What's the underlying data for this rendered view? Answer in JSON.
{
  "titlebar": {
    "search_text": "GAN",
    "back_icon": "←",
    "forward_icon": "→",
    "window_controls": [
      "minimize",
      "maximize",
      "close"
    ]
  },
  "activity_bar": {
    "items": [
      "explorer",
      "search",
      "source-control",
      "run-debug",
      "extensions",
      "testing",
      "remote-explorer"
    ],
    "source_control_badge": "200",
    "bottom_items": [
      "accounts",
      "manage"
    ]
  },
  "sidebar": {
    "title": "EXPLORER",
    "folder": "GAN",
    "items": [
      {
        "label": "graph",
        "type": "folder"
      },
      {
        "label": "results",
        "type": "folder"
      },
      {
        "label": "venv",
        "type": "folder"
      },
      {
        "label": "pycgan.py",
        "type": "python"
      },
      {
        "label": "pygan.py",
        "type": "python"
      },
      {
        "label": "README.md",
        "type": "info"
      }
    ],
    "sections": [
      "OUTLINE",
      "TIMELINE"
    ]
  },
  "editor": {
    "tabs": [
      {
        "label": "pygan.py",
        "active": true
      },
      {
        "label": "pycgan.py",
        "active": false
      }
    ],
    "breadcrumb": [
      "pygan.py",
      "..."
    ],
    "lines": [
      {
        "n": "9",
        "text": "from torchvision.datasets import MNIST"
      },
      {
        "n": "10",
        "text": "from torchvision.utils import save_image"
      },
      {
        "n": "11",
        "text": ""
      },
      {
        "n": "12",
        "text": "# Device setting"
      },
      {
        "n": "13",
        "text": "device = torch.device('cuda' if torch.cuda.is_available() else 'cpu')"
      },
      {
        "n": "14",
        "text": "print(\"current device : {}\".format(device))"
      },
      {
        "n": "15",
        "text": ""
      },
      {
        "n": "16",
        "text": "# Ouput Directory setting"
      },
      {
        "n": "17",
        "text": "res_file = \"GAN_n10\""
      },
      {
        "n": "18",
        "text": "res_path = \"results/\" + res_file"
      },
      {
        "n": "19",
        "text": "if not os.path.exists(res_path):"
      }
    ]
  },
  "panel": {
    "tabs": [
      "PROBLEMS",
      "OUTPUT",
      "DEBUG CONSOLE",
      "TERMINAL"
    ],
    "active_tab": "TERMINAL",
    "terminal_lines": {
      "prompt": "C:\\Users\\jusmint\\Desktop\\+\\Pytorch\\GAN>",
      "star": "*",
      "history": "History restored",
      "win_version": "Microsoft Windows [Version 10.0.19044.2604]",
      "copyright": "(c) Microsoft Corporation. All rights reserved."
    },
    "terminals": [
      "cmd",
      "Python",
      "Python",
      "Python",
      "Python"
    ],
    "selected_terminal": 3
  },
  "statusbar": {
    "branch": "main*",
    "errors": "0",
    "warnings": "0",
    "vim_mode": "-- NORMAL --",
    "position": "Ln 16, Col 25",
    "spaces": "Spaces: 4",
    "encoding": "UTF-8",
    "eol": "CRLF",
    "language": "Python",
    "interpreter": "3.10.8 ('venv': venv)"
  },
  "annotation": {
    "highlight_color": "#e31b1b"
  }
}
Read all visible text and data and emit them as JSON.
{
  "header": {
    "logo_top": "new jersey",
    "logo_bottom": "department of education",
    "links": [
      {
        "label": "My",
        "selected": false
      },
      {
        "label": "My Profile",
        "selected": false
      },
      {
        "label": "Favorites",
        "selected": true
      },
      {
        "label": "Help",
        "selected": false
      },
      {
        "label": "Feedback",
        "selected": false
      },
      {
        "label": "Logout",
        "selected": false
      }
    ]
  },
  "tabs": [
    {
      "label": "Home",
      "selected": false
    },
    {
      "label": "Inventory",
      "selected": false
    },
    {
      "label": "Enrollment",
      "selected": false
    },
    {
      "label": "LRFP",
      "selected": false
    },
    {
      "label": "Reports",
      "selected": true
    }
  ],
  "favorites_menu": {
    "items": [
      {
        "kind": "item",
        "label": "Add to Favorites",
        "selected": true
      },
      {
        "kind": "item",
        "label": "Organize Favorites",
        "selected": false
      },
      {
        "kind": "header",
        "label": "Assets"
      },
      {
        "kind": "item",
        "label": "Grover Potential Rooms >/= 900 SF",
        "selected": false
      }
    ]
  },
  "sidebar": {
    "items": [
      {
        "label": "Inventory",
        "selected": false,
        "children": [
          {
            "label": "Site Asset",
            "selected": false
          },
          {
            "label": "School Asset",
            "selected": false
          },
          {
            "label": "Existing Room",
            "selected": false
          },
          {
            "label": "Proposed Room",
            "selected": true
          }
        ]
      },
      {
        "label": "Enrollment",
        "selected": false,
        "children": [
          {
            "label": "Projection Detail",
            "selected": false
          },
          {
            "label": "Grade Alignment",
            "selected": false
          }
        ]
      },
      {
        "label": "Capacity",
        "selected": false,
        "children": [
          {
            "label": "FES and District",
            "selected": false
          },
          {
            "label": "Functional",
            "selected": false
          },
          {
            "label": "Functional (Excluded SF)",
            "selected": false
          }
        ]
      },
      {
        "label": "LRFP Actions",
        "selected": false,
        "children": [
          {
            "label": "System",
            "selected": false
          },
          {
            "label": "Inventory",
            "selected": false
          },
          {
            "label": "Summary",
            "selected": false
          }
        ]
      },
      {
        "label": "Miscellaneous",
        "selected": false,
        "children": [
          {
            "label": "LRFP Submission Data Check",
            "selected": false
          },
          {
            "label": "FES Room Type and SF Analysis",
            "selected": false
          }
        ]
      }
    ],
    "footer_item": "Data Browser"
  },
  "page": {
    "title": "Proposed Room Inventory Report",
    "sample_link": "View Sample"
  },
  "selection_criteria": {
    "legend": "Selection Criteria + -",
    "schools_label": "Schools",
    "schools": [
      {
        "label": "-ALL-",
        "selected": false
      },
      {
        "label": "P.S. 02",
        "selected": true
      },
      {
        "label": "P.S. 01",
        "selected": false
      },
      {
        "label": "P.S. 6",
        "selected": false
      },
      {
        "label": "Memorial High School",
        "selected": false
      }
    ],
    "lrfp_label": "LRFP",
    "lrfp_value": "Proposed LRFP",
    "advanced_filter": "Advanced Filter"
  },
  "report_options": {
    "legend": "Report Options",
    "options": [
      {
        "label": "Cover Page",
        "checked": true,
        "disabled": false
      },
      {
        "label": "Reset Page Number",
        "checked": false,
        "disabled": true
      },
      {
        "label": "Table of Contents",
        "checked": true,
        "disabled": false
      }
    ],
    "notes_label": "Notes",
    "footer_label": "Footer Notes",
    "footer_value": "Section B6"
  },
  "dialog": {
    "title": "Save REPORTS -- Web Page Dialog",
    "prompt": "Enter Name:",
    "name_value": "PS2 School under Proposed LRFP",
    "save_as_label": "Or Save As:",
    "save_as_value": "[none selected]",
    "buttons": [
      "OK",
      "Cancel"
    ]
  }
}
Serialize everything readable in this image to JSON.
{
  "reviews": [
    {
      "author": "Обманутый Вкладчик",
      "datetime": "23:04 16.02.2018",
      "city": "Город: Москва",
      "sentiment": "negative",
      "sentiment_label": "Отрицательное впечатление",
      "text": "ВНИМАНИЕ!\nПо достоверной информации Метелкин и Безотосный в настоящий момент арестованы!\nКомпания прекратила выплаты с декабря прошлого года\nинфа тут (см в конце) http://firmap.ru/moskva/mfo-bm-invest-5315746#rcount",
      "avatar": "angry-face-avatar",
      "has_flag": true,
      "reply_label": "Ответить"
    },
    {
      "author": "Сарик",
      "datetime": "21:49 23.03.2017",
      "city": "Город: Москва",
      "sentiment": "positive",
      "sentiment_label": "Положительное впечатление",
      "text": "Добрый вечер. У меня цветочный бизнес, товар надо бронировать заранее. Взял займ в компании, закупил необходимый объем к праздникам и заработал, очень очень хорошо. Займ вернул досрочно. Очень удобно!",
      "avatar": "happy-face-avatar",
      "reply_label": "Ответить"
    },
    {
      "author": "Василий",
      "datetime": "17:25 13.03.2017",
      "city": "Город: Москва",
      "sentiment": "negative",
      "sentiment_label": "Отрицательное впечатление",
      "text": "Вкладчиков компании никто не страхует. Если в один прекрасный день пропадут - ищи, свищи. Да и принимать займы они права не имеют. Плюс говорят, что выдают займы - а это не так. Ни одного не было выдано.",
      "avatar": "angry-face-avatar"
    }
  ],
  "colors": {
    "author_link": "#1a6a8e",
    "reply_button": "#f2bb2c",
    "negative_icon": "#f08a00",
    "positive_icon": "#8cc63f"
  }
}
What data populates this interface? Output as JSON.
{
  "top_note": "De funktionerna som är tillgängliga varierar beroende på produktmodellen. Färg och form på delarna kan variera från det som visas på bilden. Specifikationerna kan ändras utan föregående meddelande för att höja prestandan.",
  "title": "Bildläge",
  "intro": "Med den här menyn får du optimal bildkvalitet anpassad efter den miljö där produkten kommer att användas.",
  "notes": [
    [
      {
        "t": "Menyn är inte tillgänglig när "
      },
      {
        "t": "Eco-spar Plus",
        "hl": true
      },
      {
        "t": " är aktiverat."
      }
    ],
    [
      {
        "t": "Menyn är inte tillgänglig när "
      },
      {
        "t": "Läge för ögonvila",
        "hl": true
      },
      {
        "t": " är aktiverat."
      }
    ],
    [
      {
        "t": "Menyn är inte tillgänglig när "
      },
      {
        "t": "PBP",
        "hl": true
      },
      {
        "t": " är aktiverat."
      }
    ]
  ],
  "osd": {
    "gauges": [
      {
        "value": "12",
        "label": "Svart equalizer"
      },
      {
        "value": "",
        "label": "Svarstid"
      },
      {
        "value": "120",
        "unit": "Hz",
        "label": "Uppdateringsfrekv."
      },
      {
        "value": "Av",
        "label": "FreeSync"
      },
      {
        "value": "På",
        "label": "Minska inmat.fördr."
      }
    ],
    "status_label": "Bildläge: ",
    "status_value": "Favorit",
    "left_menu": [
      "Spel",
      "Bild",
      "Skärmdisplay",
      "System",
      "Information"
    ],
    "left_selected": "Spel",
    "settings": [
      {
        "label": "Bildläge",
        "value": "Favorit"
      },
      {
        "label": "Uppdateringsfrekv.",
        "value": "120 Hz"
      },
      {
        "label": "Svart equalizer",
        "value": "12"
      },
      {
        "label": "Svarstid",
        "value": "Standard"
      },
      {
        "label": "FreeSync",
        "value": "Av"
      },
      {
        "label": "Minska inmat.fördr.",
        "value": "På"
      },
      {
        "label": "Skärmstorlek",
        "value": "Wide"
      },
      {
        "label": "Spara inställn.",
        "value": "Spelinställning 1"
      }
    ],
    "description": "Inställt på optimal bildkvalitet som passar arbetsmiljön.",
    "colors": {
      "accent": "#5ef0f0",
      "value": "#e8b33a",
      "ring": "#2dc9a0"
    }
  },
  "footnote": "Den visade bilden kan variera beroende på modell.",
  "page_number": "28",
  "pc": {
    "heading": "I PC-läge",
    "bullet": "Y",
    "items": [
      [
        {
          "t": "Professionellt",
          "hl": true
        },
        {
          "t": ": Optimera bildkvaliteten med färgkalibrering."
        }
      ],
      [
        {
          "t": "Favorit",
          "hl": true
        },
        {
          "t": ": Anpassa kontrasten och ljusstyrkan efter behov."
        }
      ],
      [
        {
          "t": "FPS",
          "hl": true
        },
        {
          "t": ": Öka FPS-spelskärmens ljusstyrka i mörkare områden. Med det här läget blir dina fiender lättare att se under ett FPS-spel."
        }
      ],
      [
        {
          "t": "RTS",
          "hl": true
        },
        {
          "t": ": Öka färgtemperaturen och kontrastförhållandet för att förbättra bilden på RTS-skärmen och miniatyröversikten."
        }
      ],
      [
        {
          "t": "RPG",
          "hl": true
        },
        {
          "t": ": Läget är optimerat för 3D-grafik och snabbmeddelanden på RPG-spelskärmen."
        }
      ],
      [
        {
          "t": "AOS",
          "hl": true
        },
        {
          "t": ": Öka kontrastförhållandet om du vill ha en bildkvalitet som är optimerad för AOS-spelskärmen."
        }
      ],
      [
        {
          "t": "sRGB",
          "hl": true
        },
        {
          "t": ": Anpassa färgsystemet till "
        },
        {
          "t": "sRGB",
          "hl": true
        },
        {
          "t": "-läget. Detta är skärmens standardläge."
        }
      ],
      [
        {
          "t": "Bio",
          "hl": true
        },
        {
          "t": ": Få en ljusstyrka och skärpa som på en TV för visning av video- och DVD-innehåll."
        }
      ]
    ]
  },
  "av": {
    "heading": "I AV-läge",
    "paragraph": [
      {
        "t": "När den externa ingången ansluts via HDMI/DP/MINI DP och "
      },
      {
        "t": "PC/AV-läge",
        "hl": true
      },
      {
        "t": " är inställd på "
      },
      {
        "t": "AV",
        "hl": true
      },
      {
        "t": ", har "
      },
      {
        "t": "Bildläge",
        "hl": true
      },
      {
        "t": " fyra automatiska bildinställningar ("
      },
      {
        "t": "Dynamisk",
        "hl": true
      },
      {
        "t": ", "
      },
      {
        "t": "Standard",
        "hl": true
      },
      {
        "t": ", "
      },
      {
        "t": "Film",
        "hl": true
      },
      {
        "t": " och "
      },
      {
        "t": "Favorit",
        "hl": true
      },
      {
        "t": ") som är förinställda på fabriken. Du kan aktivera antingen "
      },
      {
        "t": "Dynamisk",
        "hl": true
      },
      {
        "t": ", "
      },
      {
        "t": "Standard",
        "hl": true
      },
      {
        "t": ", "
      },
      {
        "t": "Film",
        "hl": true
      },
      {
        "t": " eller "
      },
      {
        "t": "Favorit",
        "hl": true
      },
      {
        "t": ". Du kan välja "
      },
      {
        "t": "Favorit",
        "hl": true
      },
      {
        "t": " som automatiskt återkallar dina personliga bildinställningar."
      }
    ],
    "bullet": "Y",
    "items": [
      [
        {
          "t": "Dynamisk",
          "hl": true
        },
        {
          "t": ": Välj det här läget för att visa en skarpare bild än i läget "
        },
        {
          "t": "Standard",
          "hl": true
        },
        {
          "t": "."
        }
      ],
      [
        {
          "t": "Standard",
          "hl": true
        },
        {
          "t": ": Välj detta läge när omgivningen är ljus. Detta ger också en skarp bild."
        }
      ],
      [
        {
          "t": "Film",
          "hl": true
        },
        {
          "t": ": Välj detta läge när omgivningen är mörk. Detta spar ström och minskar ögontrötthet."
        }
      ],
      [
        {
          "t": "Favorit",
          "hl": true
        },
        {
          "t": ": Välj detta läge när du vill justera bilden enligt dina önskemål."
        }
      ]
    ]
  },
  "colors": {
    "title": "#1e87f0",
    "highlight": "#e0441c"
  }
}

──────────

Stated exercise » Look for lines containing the string "kontrastförhållandet" and copy them all.

Complete output »
          "t": ": Öka färgtemperaturen och kontrastförhållandet för att förbättra bilden på RTS-skärmen och miniatyröversikten."
          "t": ": Öka kontrastförhållandet om du vill ha en bildkvalitet som är optimerad för AOS-spelskärmen."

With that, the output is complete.